Below are some records; retype all of them exactly.

[start RAW DATA]

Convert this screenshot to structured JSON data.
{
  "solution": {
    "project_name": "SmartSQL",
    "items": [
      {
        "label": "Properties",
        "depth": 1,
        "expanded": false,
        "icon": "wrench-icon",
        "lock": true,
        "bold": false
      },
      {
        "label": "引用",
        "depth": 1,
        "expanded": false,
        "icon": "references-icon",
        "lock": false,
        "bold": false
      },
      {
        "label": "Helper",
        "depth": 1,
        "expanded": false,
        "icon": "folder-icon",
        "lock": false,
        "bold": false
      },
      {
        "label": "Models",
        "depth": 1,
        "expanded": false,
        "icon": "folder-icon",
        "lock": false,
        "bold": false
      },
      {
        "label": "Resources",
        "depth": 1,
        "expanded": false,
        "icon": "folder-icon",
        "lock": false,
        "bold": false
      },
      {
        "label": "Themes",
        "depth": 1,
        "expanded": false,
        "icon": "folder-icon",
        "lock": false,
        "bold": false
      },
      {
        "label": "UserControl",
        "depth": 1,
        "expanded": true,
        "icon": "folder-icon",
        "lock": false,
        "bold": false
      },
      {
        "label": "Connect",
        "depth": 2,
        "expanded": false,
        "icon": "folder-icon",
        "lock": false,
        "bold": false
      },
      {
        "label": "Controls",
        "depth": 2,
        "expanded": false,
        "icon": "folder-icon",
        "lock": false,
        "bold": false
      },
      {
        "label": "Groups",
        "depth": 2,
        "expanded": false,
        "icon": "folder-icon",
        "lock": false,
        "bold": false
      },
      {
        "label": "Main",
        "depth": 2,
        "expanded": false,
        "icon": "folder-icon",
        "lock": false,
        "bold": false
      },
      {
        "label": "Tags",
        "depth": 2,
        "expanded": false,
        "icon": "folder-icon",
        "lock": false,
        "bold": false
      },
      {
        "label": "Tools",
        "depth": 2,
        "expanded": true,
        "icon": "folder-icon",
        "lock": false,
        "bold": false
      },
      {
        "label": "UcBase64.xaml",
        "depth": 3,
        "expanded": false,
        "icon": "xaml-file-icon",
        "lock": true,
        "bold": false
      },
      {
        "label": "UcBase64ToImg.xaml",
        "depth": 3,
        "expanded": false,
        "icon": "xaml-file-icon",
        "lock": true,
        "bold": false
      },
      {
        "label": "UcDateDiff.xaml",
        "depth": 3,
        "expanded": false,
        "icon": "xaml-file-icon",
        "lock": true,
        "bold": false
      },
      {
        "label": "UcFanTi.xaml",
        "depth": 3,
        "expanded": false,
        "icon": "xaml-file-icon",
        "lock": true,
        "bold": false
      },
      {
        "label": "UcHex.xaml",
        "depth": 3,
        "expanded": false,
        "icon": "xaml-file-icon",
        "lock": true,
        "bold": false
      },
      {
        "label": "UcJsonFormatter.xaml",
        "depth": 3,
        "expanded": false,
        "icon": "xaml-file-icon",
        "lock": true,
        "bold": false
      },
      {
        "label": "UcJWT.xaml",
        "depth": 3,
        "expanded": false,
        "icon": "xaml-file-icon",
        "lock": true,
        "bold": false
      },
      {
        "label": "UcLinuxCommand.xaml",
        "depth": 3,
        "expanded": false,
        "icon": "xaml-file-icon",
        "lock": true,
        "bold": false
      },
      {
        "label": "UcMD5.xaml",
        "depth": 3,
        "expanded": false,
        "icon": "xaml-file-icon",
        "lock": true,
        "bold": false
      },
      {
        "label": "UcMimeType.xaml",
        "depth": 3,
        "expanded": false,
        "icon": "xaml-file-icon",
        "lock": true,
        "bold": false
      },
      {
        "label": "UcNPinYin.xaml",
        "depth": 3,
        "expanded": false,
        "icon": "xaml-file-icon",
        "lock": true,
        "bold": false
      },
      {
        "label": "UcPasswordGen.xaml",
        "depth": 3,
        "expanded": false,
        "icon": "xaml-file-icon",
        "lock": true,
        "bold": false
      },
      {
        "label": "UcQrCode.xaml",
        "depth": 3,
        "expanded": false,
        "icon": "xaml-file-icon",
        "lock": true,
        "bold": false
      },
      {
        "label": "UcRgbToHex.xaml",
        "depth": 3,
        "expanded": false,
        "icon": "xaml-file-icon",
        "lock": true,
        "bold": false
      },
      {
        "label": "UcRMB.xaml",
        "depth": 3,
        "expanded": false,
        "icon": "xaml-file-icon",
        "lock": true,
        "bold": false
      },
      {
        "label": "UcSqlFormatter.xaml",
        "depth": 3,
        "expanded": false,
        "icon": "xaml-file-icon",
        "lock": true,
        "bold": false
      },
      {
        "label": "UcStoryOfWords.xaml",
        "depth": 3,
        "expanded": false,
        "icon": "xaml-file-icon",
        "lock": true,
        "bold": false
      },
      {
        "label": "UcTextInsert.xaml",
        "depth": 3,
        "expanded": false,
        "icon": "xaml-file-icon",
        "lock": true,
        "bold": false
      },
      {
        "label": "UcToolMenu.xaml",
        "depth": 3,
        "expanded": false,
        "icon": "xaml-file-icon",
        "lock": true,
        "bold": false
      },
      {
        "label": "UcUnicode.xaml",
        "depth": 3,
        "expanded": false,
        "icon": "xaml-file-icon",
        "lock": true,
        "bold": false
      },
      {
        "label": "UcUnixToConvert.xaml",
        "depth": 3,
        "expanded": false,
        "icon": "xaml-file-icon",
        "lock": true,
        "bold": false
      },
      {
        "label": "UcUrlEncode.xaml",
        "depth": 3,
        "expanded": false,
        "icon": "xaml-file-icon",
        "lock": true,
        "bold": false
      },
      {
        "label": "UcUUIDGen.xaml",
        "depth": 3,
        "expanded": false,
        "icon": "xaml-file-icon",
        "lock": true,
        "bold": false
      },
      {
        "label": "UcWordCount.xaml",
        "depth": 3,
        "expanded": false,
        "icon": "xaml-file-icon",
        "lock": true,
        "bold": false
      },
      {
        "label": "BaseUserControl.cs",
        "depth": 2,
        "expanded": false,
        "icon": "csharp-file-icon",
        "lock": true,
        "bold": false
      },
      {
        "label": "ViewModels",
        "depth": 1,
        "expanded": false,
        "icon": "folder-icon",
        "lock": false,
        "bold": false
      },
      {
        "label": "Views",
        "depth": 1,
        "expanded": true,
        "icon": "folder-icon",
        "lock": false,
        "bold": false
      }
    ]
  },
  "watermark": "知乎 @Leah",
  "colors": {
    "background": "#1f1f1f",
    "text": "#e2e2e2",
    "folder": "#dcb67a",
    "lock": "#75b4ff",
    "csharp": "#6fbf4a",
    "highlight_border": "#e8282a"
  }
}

[end RAW DATA]

RESPONSE TO THIS TASK »
Convert this screenshot to structured JSON data.
{
  "solution": {
    "project_name": "SmartSQL",
    "items": [
      {
        "label": "Properties",
        "depth": 1,
        "expanded": false,
        "icon": "wrench-icon",
        "lock": true,
        "bold": false
      },
      {
        "label": "引用",
        "depth": 1,
        "expanded": false,
        "icon": "references-icon",
        "lock": false,
        "bold": false
      },
      {
        "label": "Helper",
        "depth": 1,
        "expanded": false,
        "icon": "folder-icon",
        "lock": false,
        "bold": false
      },
      {
        "label": "Models",
        "depth": 1,
        "expanded": false,
        "icon": "folder-icon",
        "lock": false,
        "bold": false
      },
      {
        "label": "Resources",
        "depth": 1,
        "expanded": false,
        "icon": "folder-icon",
        "lock": false,
        "bold": false
      },
      {
        "label": "Themes",
        "depth": 1,
        "expanded": false,
        "icon": "folder-icon",
        "lock": false,
        "bold": false
      },
      {
        "label": "UserControl",
        "depth": 1,
        "expanded": true,
        "icon": "folder-icon",
        "lock": false,
        "bold": false
      },
      {
        "label": "Connect",
        "depth": 2,
        "expanded": false,
        "icon": "folder-icon",
        "lock": false,
        "bold": false
      },
      {
        "label": "Controls",
        "depth": 2,
        "expanded": false,
        "icon": "folder-icon",
        "lock": false,
        "bold": false
      },
      {
        "label": "Groups",
        "depth": 2,
        "expanded": false,
        "icon": "folder-icon",
        "lock": false,
        "bold": false
      },
      {
        "label": "Main",
        "depth": 2,
        "expanded": false,
        "icon": "folder-icon",
        "lock": false,
        "bold": false
      },
      {
        "label": "Tags",
        "depth": 2,
        "expanded": false,
        "icon": "folder-icon",
        "lock": false,
        "bold": false
      },
      {
        "label": "Tools",
        "depth": 2,
        "expanded": true,
        "icon": "folder-icon",
        "lock": false,
        "bold": false
      },
      {
        "label": "UcBase64.xaml",
        "depth": 3,
        "expanded": false,
        "icon": "xaml-file-icon",
        "lock": true,
        "bold": false
      },
      {
        "label": "UcBase64ToImg.xaml",
        "depth": 3,
        "expanded": false,
        "icon": "xaml-file-icon",
        "lock": true,
        "bold": false
      },
      {
        "label": "UcDateDiff.xaml",
        "depth": 3,
        "expanded": false,
        "icon": "xaml-file-icon",
        "lock": true,
        "bold": false
      },
      {
        "label": "UcFanTi.xaml",
        "depth": 3,
        "expanded": false,
        "icon": "xaml-file-icon",
        "lock": true,
        "bold": false
      },
      {
        "label": "UcHex.xaml",
        "depth": 3,
        "expanded": false,
        "icon": "xaml-file-icon",
        "lock": true,
        "bold": false
      },
      {
        "label": "UcJsonFormatter.xaml",
        "depth": 3,
        "expanded": false,
        "icon": "xaml-file-icon",
        "lock": true,
        "bold": false
      },
      {
        "label": "UcJWT.xaml",
        "depth": 3,
        "expanded": false,
        "icon": "xaml-file-icon",
        "lock": true,
        "bold": false
      },
      {
        "label": "UcLinuxCommand.xaml",
        "depth": 3,
        "expanded": false,
        "icon": "xaml-file-icon",
        "lock": true,
        "bold": false
      },
      {
        "label": "UcMD5.xaml",
        "depth": 3,
        "expanded": false,
        "icon": "xaml-file-icon",
        "lock": true,
        "bold": false
      },
      {
        "label": "UcMimeType.xaml",
        "depth": 3,
        "expanded": false,
        "icon": "xaml-file-icon",
        "lock": true,
        "bold": false
      },
      {
        "label": "UcNPinYin.xaml",
        "depth": 3,
        "expanded": false,
        "icon": "xaml-file-icon",
        "lock": true,
        "bold": false
      },
      {
        "label": "UcPasswordGen.xaml",
        "depth": 3,
        "expanded": false,
        "icon": "xaml-file-icon",
        "lock": true,
        "bold": false
      },
      {
        "label": "UcQrCode.xaml",
        "depth": 3,
        "expanded": false,
        "icon": "xaml-file-icon",
        "lock": true,
        "bold": false
      },
      {
        "label": "UcRgbToHex.xaml",
        "depth": 3,
        "expanded": false,
        "icon": "xaml-file-icon",
        "lock": true,
        "bold": false
      },
      {
        "label": "UcRMB.xaml",
        "depth": 3,
        "expanded": false,
        "icon": "xaml-file-icon",
        "lock": true,
        "bold": false
      },
      {
        "label": "UcSqlFormatter.xaml",
        "depth": 3,
        "expanded": false,
        "icon": "xaml-file-icon",
        "lock": true,
        "bold": false
      },
      {
        "label": "UcStoryOfWords.xaml",
        "depth": 3,
        "expanded": false,
        "icon": "xaml-file-icon",
        "lock": true,
        "bold": false
      },
      {
        "label": "UcTextInsert.xaml",
        "depth": 3,
        "expanded": false,
        "icon": "xaml-file-icon",
        "lock": true,
        "bold": false
      },
      {
        "label": "UcToolMenu.xaml",
        "depth": 3,
        "expanded": false,
        "icon": "xaml-file-icon",
        "lock": true,
        "bold": false
      },
      {
        "label": "UcUnicode.xaml",
        "depth": 3,
        "expanded": false,
        "icon": "xaml-file-icon",
        "lock": true,
        "bold": false
      },
      {
        "label": "UcUnixToConvert.xaml",
        "depth": 3,
        "expanded": false,
        "icon": "xaml-file-icon",
        "lock": true,
        "bold": false
      },
      {
        "label": "UcUrlEncode.xaml",
        "depth": 3,
        "expanded": false,
        "icon": "xaml-file-icon",
        "lock": true,
        "bold": false
      },
      {
        "label": "UcUUIDGen.xaml",
        "depth": 3,
        "expanded": false,
        "icon": "xaml-file-icon",
        "lock": true,
        "bold": false
      },
      {
        "label": "UcWordCount.xaml",
        "depth": 3,
        "expanded": false,
        "icon": "xaml-file-icon",
        "lock": true,
        "bold": false
      },
      {
        "label": "BaseUserControl.cs",
        "depth": 2,
        "expanded": false,
        "icon": "csharp-file-icon",
        "lock": true,
        "bold": false
      },
      {
        "label": "ViewModels",
        "depth": 1,
        "expanded": false,
        "icon": "folder-icon",
        "lock": false,
        "bold": false
      },
      {
        "label": "Views",
        "depth": 1,
        "expanded": true,
        "icon": "folder-icon",
        "lock": false,
        "bold": false
      }
    ]
  },
  "watermark": "知乎 @Leah",
  "colors": {
    "background": "#1f1f1f",
    "text": "#e2e2e2",
    "folder": "#dcb67a",
    "lock": "#75b4ff",
    "csharp": "#6fbf4a",
    "highlight_border": "#e8282a"
  }
}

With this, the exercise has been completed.